EXERCISE GOAL: Output the lines that follow exactly as they are.

>> Begin THE INPUT

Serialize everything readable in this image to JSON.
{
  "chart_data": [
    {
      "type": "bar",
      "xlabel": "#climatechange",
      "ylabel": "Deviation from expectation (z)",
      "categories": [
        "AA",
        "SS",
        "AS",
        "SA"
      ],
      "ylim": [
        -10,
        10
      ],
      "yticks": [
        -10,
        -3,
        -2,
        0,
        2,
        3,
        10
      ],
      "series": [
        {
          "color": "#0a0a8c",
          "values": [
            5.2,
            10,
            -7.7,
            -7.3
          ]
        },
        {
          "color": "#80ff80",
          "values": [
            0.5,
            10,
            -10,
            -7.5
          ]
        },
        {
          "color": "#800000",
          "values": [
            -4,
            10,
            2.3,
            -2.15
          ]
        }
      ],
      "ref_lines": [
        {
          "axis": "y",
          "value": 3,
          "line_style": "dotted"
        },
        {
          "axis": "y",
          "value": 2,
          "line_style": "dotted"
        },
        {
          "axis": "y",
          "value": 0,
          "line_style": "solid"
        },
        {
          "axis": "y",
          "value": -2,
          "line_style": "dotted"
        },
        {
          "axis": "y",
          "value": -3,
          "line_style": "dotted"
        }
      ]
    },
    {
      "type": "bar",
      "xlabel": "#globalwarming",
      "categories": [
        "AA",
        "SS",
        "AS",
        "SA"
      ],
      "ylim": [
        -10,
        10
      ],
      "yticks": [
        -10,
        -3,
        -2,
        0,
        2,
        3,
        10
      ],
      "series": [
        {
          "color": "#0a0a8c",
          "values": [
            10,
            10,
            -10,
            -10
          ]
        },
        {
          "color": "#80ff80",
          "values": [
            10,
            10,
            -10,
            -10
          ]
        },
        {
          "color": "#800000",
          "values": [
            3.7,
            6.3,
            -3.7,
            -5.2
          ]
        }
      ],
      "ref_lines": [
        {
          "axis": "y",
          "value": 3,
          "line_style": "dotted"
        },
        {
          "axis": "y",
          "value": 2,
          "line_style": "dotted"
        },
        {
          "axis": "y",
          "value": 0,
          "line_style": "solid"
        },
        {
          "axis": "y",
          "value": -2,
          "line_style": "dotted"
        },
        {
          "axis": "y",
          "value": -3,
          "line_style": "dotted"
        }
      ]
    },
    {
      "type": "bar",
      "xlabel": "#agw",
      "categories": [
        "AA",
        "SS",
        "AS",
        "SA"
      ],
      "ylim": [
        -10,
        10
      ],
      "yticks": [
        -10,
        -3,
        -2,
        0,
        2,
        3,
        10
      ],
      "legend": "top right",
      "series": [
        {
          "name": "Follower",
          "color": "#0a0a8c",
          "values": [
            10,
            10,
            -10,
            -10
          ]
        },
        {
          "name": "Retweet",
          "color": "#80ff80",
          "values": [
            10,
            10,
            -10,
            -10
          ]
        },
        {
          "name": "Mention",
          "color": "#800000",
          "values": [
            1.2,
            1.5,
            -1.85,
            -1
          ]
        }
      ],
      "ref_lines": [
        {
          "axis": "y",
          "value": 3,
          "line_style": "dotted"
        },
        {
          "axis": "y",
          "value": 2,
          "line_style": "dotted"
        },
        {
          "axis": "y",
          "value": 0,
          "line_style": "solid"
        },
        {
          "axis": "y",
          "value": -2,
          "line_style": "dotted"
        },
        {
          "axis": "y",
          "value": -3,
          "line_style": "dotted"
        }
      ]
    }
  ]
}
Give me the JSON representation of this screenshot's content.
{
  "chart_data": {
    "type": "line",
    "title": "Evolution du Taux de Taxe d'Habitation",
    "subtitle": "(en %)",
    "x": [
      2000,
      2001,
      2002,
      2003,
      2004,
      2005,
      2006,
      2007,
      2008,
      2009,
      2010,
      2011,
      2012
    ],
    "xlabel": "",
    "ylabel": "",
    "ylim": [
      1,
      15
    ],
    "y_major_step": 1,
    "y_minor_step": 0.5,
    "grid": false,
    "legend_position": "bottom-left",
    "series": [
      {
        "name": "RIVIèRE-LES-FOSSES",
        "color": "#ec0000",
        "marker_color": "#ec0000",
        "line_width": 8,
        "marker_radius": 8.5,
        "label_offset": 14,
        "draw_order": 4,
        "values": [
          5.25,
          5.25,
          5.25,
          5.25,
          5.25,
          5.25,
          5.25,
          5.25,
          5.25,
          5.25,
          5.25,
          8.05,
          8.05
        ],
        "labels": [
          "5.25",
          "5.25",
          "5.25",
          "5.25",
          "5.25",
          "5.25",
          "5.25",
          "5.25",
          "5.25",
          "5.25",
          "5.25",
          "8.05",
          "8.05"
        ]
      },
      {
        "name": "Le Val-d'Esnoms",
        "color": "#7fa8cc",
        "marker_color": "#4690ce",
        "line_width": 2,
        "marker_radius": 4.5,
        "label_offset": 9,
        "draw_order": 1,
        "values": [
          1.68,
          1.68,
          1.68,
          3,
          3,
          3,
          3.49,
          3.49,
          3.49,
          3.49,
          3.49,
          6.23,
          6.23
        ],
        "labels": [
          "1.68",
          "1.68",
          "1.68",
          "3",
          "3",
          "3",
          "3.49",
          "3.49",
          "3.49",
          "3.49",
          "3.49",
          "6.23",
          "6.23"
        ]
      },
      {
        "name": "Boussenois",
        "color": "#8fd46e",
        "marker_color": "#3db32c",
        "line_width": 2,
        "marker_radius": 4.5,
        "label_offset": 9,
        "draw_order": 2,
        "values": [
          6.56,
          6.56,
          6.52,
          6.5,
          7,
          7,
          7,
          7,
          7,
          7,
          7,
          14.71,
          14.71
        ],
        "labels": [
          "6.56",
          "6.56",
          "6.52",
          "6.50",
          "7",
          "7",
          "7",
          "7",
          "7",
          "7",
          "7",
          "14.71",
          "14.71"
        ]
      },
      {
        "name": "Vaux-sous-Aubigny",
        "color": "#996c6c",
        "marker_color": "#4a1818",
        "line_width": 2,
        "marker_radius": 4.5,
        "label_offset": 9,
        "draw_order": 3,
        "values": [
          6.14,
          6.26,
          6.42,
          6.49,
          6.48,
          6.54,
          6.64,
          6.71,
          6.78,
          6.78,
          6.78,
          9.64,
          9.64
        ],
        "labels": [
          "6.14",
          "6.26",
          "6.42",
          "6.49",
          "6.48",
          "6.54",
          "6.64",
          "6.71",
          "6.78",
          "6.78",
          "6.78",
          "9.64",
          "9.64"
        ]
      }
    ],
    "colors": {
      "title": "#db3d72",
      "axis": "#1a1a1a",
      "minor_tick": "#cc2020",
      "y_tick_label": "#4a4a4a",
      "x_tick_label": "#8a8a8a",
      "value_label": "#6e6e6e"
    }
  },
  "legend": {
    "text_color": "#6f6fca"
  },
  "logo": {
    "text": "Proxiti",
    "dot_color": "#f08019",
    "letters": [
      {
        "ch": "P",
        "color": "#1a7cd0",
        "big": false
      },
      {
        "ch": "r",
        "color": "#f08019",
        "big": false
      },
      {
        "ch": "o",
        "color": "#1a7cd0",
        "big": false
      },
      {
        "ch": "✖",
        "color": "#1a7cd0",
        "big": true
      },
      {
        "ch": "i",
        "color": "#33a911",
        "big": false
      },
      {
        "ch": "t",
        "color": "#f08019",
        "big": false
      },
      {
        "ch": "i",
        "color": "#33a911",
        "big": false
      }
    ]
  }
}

>> End THE INPUT

SOLUTION FOR THIS TASK:
Serialize everything readable in this image to JSON.
{
  "chart_data": [
    {
      "type": "bar",
      "xlabel": "#climatechange",
      "ylabel": "Deviation from expectation (z)",
      "categories": [
        "AA",
        "SS",
        "AS",
        "SA"
      ],
      "ylim": [
        -10,
        10
      ],
      "yticks": [
        -10,
        -3,
        -2,
        0,
        2,
        3,
        10
      ],
      "series": [
        {
          "color": "#0a0a8c",
          "values": [
            5.2,
            10,
            -7.7,
            -7.3
          ]
        },
        {
          "color": "#80ff80",
          "values": [
            0.5,
            10,
            -10,
            -7.5
          ]
        },
        {
          "color": "#800000",
          "values": [
            -4,
            10,
            2.3,
            -2.15
          ]
        }
      ],
      "ref_lines": [
        {
          "axis": "y",
          "value": 3,
          "line_style": "dotted"
        },
        {
          "axis": "y",
          "value": 2,
          "line_style": "dotted"
        },
        {
          "axis": "y",
          "value": 0,
          "line_style": "solid"
        },
        {
          "axis": "y",
          "value": -2,
          "line_style": "dotted"
        },
        {
          "axis": "y",
          "value": -3,
          "line_style": "dotted"
        }
      ]
    },
    {
      "type": "bar",
      "xlabel": "#globalwarming",
      "categories": [
        "AA",
        "SS",
        "AS",
        "SA"
      ],
      "ylim": [
        -10,
        10
      ],
      "yticks": [
        -10,
        -3,
        -2,
        0,
        2,
        3,
        10
      ],
      "series": [
        {
          "color": "#0a0a8c",
          "values": [
            10,
            10,
            -10,
            -10
          ]
        },
        {
          "color": "#80ff80",
          "values": [
            10,
            10,
            -10,
            -10
          ]
        },
        {
          "color": "#800000",
          "values": [
            3.7,
            6.3,
            -3.7,
            -5.2
          ]
        }
      ],
      "ref_lines": [
        {
          "axis": "y",
          "value": 3,
          "line_style": "dotted"
        },
        {
          "axis": "y",
          "value": 2,
          "line_style": "dotted"
        },
        {
          "axis": "y",
          "value": 0,
          "line_style": "solid"
        },
        {
          "axis": "y",
          "value": -2,
          "line_style": "dotted"
        },
        {
          "axis": "y",
          "value": -3,
          "line_style": "dotted"
        }
      ]
    },
    {
      "type": "bar",
      "xlabel": "#agw",
      "categories": [
        "AA",
        "SS",
        "AS",
        "SA"
      ],
      "ylim": [
        -10,
        10
      ],
      "yticks": [
        -10,
        -3,
        -2,
        0,
        2,
        3,
        10
      ],
      "legend": "top right",
      "series": [
        {
          "name": "Follower",
          "color": "#0a0a8c",
          "values": [
            10,
            10,
            -10,
            -10
          ]
        },
        {
          "name": "Retweet",
          "color": "#80ff80",
          "values": [
            10,
            10,
            -10,
            -10
          ]
        },
        {
          "name": "Mention",
          "color": "#800000",
          "values": [
            1.2,
            1.5,
            -1.85,
            -1
          ]
        }
      ],
      "ref_lines": [
        {
          "axis": "y",
          "value": 3,
          "line_style": "dotted"
        },
        {
          "axis": "y",
          "value": 2,
          "line_style": "dotted"
        },
        {
          "axis": "y",
          "value": 0,
          "line_style": "solid"
        },
        {
          "axis": "y",
          "value": -2,
          "line_style": "dotted"
        },
        {
          "axis": "y",
          "value": -3,
          "line_style": "dotted"
        }
      ]
    }
  ]
}
Give me the JSON representation of this screenshot's content.
{
  "chart_data": {
    "type": "line",
    "title": "Evolution du Taux de Taxe d'Habitation",
    "subtitle": "(en %)",
    "x": [
      2000,
      2001,
      2002,
      2003,
      2004,
      2005,
      2006,
      2007,
      2008,
      2009,
      2010,
      2011,
      2012
    ],
    "xlabel": "",
    "ylabel": "",
    "ylim": [
      1,
      15
    ],
    "y_major_step": 1,
    "y_minor_step": 0.5,
    "grid": false,
    "legend_position": "bottom-left",
    "series": [
      {
        "name": "RIVIèRE-LES-FOSSES",
        "color": "#ec0000",
        "marker_color": "#ec0000",
        "line_width": 8,
        "marker_radius": 8.5,
        "label_offset": 14,
        "draw_order": 4,
        "values": [
          5.25,
          5.25,
          5.25,
          5.25,
          5.25,
          5.25,
          5.25,
          5.25,
          5.25,
          5.25,
          5.25,
          8.05,
          8.05
        ],
        "labels": [
          "5.25",
          "5.25",
          "5.25",
          "5.25",
          "5.25",
          "5.25",
          "5.25",
          "5.25",
          "5.25",
          "5.25",
          "5.25",
          "8.05",
          "8.05"
        ]
      },
      {
        "name": "Le Val-d'Esnoms",
        "color": "#7fa8cc",
        "marker_color": "#4690ce",
        "line_width": 2,
        "marker_radius": 4.5,
        "label_offset": 9,
        "draw_order": 1,
        "values": [
          1.68,
          1.68,
          1.68,
          3,
          3,
          3,
          3.49,
          3.49,
          3.49,
          3.49,
          3.49,
          6.23,
          6.23
        ],
        "labels": [
          "1.68",
          "1.68",
          "1.68",
          "3",
          "3",
          "3",
          "3.49",
          "3.49",
          "3.49",
          "3.49",
          "3.49",
          "6.23",
          "6.23"
        ]
      },
      {
        "name": "Boussenois",
        "color": "#8fd46e",
        "marker_color": "#3db32c",
        "line_width": 2,
        "marker_radius": 4.5,
        "label_offset": 9,
        "draw_order": 2,
        "values": [
          6.56,
          6.56,
          6.52,
          6.5,
          7,
          7,
          7,
          7,
          7,
          7,
          7,
          14.71,
          14.71
        ],
        "labels": [
          "6.56",
          "6.56",
          "6.52",
          "6.50",
          "7",
          "7",
          "7",
          "7",
          "7",
          "7",
          "7",
          "14.71",
          "14.71"
        ]
      },
      {
        "name": "Vaux-sous-Aubigny",
        "color": "#996c6c",
        "marker_color": "#4a1818",
        "line_width": 2,
        "marker_radius": 4.5,
        "label_offset": 9,
        "draw_order": 3,
        "values": [
          6.14,
          6.26,
          6.42,
          6.49,
          6.48,
          6.54,
          6.64,
          6.71,
          6.78,
          6.78,
          6.78,
          9.64,
          9.64
        ],
        "labels": [
          "6.14",
          "6.26",
          "6.42",
          "6.49",
          "6.48",
          "6.54",
          "6.64",
          "6.71",
          "6.78",
          "6.78",
          "6.78",
          "9.64",
          "9.64"
        ]
      }
    ],
    "colors": {
      "title": "#db3d72",
      "axis": "#1a1a1a",
      "minor_tick": "#cc2020",
      "y_tick_label": "#4a4a4a",
      "x_tick_label": "#8a8a8a",
      "value_label": "#6e6e6e"
    }
  },
  "legend": {
    "text_color": "#6f6fca"
  },
  "logo": {
    "text": "Proxiti",
    "dot_color": "#f08019",
    "letters": [
      {
        "ch": "P",
        "color": "#1a7cd0",
        "big": false
      },
      {
        "ch": "r",
        "color": "#f08019",
        "big": false
      },
      {
        "ch": "o",
        "color": "#1a7cd0",
        "big": false
      },
      {
        "ch": "✖",
        "color": "#1a7cd0",
        "big": true
      },
      {
        "ch": "i",
        "color": "#33a911",
        "big": false
      },
      {
        "ch": "t",
        "color": "#f08019",
        "big": false
      },
      {
        "ch": "i",
        "color": "#33a911",
        "big": false
      }
    ]
  }
}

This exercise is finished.